> _PROBLEM_
Copy out all the lines in the records that include the word "structured".

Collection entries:
------------------------------------------------------------
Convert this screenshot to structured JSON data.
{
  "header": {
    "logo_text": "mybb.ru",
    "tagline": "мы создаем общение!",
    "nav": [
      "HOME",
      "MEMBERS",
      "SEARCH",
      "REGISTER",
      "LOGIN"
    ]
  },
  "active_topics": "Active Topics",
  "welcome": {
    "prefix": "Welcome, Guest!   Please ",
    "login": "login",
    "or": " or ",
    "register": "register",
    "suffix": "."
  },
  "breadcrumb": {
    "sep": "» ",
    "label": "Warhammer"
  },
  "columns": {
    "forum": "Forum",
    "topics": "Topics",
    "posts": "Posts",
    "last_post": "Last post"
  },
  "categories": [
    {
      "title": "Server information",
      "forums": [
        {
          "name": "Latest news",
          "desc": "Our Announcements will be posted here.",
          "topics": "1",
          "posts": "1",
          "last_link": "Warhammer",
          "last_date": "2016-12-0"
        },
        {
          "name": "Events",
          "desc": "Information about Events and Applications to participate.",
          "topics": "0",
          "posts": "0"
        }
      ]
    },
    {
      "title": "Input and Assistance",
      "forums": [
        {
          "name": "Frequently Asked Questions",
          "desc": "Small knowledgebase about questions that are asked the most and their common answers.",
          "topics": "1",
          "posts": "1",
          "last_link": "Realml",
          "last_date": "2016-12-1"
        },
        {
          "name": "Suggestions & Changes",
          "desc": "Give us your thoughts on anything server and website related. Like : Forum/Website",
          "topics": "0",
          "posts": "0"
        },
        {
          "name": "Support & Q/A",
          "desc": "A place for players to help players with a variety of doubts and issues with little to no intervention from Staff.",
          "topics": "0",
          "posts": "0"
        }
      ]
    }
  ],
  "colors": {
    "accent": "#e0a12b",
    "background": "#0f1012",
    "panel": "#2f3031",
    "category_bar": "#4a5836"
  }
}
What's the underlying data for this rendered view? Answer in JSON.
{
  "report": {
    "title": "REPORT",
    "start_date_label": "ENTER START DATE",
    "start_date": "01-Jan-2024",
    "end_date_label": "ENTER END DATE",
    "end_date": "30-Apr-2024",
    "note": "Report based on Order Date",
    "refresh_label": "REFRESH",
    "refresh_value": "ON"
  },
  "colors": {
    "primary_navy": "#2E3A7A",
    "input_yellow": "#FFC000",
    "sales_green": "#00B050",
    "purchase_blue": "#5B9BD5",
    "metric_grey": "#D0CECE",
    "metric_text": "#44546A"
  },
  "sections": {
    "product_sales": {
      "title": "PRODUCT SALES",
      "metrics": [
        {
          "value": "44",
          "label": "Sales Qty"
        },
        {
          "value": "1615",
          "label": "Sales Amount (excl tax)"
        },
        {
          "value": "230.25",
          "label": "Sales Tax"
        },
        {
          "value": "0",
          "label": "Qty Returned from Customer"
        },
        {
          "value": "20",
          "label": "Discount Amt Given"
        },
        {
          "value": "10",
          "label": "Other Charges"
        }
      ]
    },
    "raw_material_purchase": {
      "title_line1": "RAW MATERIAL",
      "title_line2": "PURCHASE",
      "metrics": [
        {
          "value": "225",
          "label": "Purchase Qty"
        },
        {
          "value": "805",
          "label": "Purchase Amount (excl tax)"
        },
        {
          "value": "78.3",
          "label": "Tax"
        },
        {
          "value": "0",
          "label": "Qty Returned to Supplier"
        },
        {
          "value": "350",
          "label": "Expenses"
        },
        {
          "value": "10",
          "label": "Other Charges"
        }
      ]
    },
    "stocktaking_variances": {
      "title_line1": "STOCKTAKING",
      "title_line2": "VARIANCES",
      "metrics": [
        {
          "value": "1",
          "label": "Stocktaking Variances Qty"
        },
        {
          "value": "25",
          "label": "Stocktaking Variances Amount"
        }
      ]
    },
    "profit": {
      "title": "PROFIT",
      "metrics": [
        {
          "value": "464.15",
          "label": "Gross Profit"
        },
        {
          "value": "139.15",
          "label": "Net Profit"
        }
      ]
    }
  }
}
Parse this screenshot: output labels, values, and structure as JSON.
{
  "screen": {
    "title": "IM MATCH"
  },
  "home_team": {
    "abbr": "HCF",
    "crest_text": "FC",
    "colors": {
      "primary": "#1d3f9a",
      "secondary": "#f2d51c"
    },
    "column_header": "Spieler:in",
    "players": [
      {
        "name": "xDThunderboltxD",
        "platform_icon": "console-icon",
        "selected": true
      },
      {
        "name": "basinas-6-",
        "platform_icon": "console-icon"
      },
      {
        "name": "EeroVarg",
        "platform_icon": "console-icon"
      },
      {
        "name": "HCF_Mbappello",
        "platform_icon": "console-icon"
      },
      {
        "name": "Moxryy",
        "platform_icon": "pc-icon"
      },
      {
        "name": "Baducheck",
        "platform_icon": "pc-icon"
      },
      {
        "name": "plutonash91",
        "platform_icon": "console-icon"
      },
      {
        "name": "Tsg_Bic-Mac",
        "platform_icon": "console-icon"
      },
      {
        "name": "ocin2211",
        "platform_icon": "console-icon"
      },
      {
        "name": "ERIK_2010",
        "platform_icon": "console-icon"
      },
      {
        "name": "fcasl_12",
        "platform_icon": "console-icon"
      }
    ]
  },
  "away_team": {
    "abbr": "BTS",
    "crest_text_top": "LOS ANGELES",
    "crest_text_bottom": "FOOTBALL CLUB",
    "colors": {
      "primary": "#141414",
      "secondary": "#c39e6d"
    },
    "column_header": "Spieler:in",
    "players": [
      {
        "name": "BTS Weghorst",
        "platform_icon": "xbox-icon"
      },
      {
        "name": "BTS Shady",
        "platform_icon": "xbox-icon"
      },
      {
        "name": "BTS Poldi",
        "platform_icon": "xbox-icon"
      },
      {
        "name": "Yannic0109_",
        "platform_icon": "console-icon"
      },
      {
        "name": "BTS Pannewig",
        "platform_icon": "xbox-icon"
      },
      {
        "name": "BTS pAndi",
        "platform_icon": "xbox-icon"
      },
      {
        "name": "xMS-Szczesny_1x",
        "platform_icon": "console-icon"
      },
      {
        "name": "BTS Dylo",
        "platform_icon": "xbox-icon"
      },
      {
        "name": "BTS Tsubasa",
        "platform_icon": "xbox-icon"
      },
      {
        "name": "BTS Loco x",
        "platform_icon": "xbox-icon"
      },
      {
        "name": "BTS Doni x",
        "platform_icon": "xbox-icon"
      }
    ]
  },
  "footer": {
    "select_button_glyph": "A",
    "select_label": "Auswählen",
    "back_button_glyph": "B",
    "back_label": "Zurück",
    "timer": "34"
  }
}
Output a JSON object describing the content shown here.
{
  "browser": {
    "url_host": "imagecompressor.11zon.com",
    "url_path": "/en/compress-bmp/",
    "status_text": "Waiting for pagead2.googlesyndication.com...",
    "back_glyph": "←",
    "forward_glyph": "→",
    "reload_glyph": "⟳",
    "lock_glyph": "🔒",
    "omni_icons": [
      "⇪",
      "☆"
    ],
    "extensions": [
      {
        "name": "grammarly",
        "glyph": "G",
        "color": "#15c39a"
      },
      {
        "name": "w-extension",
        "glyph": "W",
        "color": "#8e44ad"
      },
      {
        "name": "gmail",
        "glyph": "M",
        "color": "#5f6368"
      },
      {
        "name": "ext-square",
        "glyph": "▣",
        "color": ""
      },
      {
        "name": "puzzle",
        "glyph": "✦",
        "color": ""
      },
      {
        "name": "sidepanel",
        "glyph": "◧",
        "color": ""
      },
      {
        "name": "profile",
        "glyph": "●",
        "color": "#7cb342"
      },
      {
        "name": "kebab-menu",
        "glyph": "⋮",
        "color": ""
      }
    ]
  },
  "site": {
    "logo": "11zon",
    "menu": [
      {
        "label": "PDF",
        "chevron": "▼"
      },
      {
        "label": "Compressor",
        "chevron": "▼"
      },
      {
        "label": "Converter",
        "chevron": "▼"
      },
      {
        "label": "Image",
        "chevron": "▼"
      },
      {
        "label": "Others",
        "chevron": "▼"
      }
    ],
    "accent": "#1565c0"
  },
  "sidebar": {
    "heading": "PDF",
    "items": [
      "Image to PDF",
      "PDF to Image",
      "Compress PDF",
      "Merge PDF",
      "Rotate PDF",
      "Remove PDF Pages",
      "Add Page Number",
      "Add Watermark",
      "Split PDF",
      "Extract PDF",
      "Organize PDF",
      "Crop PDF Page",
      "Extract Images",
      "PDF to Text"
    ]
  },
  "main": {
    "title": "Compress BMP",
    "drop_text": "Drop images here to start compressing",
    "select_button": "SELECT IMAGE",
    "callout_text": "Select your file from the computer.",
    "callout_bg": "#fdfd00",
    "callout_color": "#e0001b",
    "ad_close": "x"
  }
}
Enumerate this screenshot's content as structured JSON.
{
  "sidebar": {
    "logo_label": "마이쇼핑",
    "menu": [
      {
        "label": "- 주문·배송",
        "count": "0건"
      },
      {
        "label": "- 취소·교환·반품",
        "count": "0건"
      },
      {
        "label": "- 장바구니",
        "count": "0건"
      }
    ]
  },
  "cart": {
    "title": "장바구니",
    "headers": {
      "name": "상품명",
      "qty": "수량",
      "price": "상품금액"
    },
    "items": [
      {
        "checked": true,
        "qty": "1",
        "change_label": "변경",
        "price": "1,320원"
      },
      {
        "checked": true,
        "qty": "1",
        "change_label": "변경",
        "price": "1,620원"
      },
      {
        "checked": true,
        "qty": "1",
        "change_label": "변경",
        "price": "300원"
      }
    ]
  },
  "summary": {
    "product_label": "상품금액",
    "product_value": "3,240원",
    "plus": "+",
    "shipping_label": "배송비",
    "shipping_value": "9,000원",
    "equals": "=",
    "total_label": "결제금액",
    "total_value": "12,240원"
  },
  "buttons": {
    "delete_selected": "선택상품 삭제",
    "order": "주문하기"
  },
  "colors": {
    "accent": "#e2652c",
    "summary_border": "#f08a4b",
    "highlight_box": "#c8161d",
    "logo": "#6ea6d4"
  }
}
------------------------------------------------------------
> _EXERCISE ANSWER_
Convert this screenshot to structured JSON data.
Enumerate this screenshot's content as structured JSON.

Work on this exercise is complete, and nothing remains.